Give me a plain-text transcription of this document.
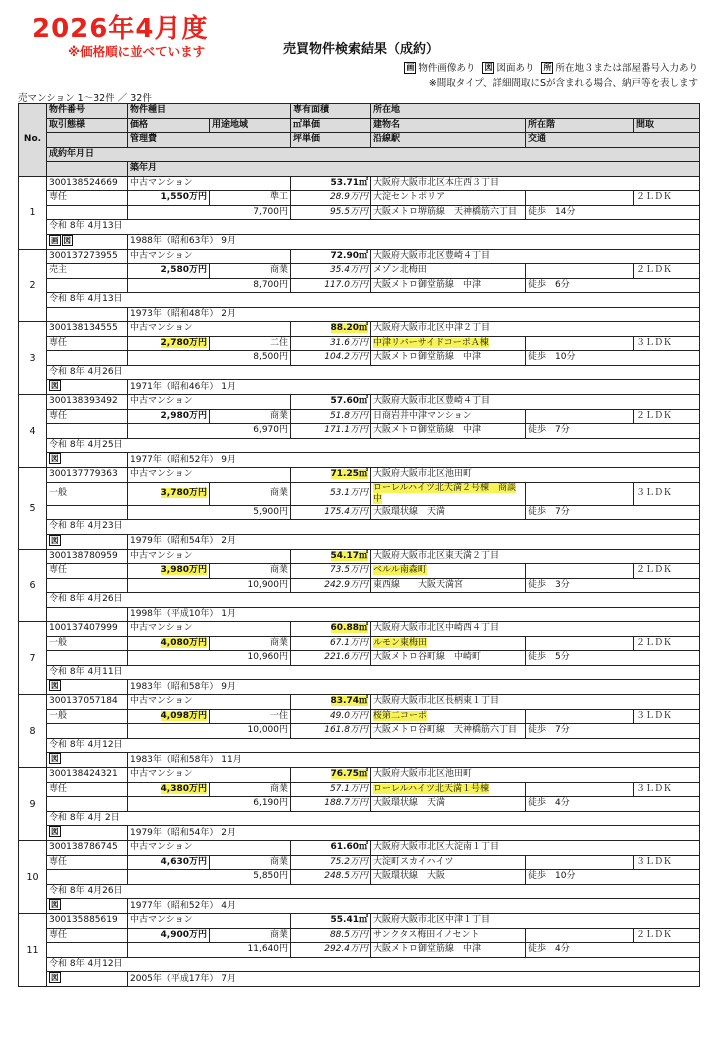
2026年4月度
※価格順に並べています	売買物件検索結果（成約）
画 物件画像あり 図 図面あり 所 所在地３または部屋番号入力あり
※間取タイプ、詳細間取にSが含まれる場合、納戸等を表します
売マンション 1～32件 ／ 32件
No.	物件番号	物件種目		専有面積	所在地		
	取引態様	価格	用途地域	㎡単価	建物名	所在階	間取
		管理費		坪単価	沿線駅	交通	
	成約年月日						
		築年月					
1	300138524669	中古マンション		53.71㎡	大阪府大阪市北区本庄西３丁目		
	専任	1,550万円	準工	28.9万円	大淀セントポリア		２ＬＤＫ
		7,700円		95.5万円	大阪メトロ堺筋線　天神橋筋六丁目	徒歩　14分	
	令和 8年 4月13日						
	画 図	1988年（昭和63年） 9月					
2	300137273955	中古マンション		72.90㎡	大阪府大阪市北区豊崎４丁目		
	売主	2,580万円	商業	35.4万円	メゾン北梅田		２ＬＤＫ
		8,700円		117.0万円	大阪メトロ御堂筋線　中津	徒歩　6分	
	令和 8年 4月13日						
		1973年（昭和48年） 2月					
3	300138134555	中古マンション		88.20㎡	大阪府大阪市北区中津２丁目		
	専任	2,780万円	二住	31.6万円	中津リバーサイドコーポＡ棟		３ＬＤＫ
		8,500円		104.2万円	大阪メトロ御堂筋線　中津	徒歩　10分	
	令和 8年 4月26日						
	図	1971年（昭和46年） 1月					
4	300138393492	中古マンション		57.60㎡	大阪府大阪市北区豊崎４丁目		
	専任	2,980万円	商業	51.8万円	日商岩井中津マンション		２ＬＤＫ
		6,970円		171.1万円	大阪メトロ御堂筋線　中津	徒歩　7分	
	令和 8年 4月25日						
	図	1977年（昭和52年） 9月					
5	300137779363	中古マンション		71.25㎡	大阪府大阪市北区池田町		
	一般	3,780万円	商業	53.1万円	ローレルハイツ北天満２号棟　商談中		３ＬＤＫ
		5,900円		175.4万円	大阪環状線　天満	徒歩　7分	
	令和 8年 4月23日						
	図	1979年（昭和54年） 2月					
6	300138780959	中古マンション		54.17㎡	大阪府大阪市北区東天満２丁目		
	専任	3,980万円	商業	73.5万円	ベルル南森町		２ＬＤＫ
		10,900円		242.9万円	東西線　　大阪天満宮	徒歩　3分	
	令和 8年 4月26日						
		1998年（平成10年） 1月					
7	100137407999	中古マンション		60.88㎡	大阪府大阪市北区中崎西４丁目		
	一般	4,080万円	商業	67.1万円	ルモン東梅田		２ＬＤＫ
		10,960円		221.6万円	大阪メトロ谷町線　中崎町	徒歩　5分	
	令和 8年 4月11日						
	図	1983年（昭和58年） 9月					
8	300137057184	中古マンション		83.74㎡	大阪府大阪市北区長柄東１丁目		
	一般	4,098万円	一住	49.0万円	桜第二コーポ		３ＬＤＫ
		10,000円		161.8万円	大阪メトロ谷町線　天神橋筋六丁目	徒歩　7分	
	令和 8年 4月12日						
	図	1983年（昭和58年） 11月					
9	300138424321	中古マンション		76.75㎡	大阪府大阪市北区池田町		
	専任	4,380万円	商業	57.1万円	ローレルハイツ北天満１号棟		３ＬＤＫ
		6,190円		188.7万円	大阪環状線　天満	徒歩　4分	
	令和 8年 4月 2日						
	図	1979年（昭和54年） 2月					
10	300138786745	中古マンション		61.60㎡	大阪府大阪市北区大淀南１丁目		
	専任	4,630万円	商業	75.2万円	大淀町スカイハイツ		３ＬＤＫ
		5,850円		248.5万円	大阪環状線　大阪	徒歩　10分	
	令和 8年 4月26日						
	図	1977年（昭和52年） 4月					
11	300135885619	中古マンション		55.41㎡	大阪府大阪市北区中津１丁目		
	専任	4,900万円	商業	88.5万円	サンクタス梅田イノセント		２ＬＤＫ
		11,640円		292.4万円	大阪メトロ御堂筋線　中津	徒歩　4分	
	令和 8年 4月12日						
	図	2005年（平成17年） 7月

* * * *

• Required work
Give the number of lines in the listing above that hold the string "大阪府大阪市北区池田町", with nothing else.

• Completed task
2